• **PROBLEM TO WORK ON**: Show each line that has the string "Gwang" in it.
§
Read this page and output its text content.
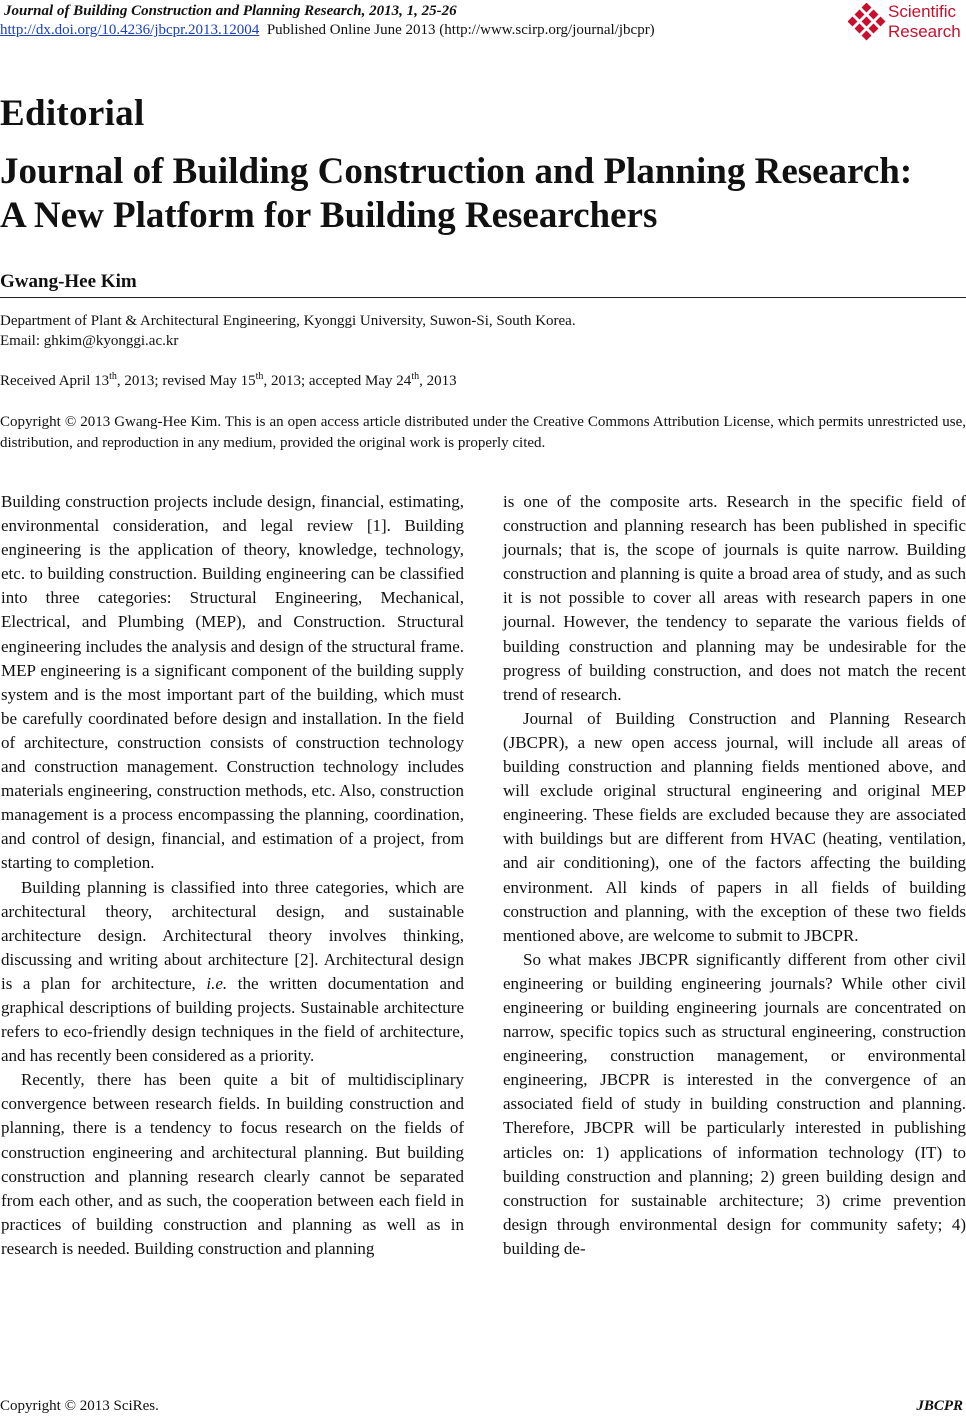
Journal of Building Construction and Planning Research, 2013, 1, 25-26
http://dx.doi.org/10.4236/jbcpr.2013.12004 Published Online June 2013 (http://www.scirp.org/journal/jbcpr)
Scientific
Research
Editorial
Journal of Building Construction and Planning Research:
A New Platform for Building Researchers
Gwang-Hee Kim
Department of Plant & Architectural Engineering, Kyonggi University, Suwon-Si, South Korea.
Email: ghkim@kyonggi.ac.kr
Received April 13th, 2013; revised May 15th, 2013; accepted May 24th, 2013
Copyright © 2013 Gwang-Hee Kim. This is an open access article distributed under the Creative Commons Attribution License, which permits unrestricted use, distribution, and reproduction in any medium, provided the original work is properly cited.

Building construction projects include design, financial, estimating, environmental consideration, and legal review [1]. Building engineering is the application of theory, knowledge, technology, etc. to building construction. Building engineering can be classified into three categories: Structural Engineering, Mechanical, Electrical, and Plumbing (MEP), and Construction. Structural engineering includes the analysis and design of the structural frame. MEP engineering is a significant component of the building supply system and is the most important part of the building, which must be carefully coordinated before design and installation. In the field of architecture, construction consists of construction technology and construction management. Construction technology includes materials engineering, construction methods, etc. Also, construction management is a process encompassing the planning, coordination, and control of design, financial, and estimation of a project, from starting to completion.

Building planning is classified into three categories, which are architectural theory, architectural design, and sustainable architecture design. Architectural theory involves thinking, discussing and writing about architecture [2]. Architectural design is a plan for architecture, i.e. the written documentation and graphical descriptions of building projects. Sustainable architecture refers to eco-friendly design techniques in the field of architecture, and has recently been considered as a priority.

Recently, there has been quite a bit of multidisciplinary convergence between research fields. In building construction and planning, there is a tendency to focus research on the fields of construction engineering and architectural planning. But building construction and planning research clearly cannot be separated from each other, and as such, the cooperation between each field in practices of building construction and planning as well as in research is needed. Building construction and planning

is one of the composite arts. Research in the specific field of construction and planning research has been published in specific journals; that is, the scope of journals is quite narrow. Building construction and planning is quite a broad area of study, and as such it is not possible to cover all areas with research papers in one journal. However, the tendency to separate the various fields of building construction and planning may be undesirable for the progress of building construction, and does not match the recent trend of research.

Journal of Building Construction and Planning Research (JBCPR), a new open access journal, will include all areas of building construction and planning fields mentioned above, and will exclude original structural engineering and original MEP engineering. These fields are excluded because they are associated with buildings but are different from HVAC (heating, ventilation, and air conditioning), one of the factors affecting the building environment. All kinds of papers in all fields of building construction and planning, with the exception of these two fields mentioned above, are welcome to submit to JBCPR.

So what makes JBCPR significantly different from other civil engineering or building engineering journals? While other civil engineering or building engineering journals are concentrated on narrow, specific topics such as structural engineering, construction engineering, construction management, or environmental engineering, JBCPR is interested in the convergence of an associated field of study in building construction and planning. Therefore, JBCPR will be particularly interested in publishing articles on: 1) applications of information technology (IT) to building construction and planning; 2) green building design and construction for sustainable architecture; 3) crime prevention design through environmental design for community safety; 4) building de-

Copyright © 2013 SciRes.	JBCPR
§
• **EXERCISE RESPONSE**:
Gwang-Hee Kim
Copyright © 2013 Gwang-Hee Kim. This is an open access article distributed under the Creative Commons Attribution License, which permits unrestricted use, distribution, and reproduction in any medium, provided the original work is properly cited.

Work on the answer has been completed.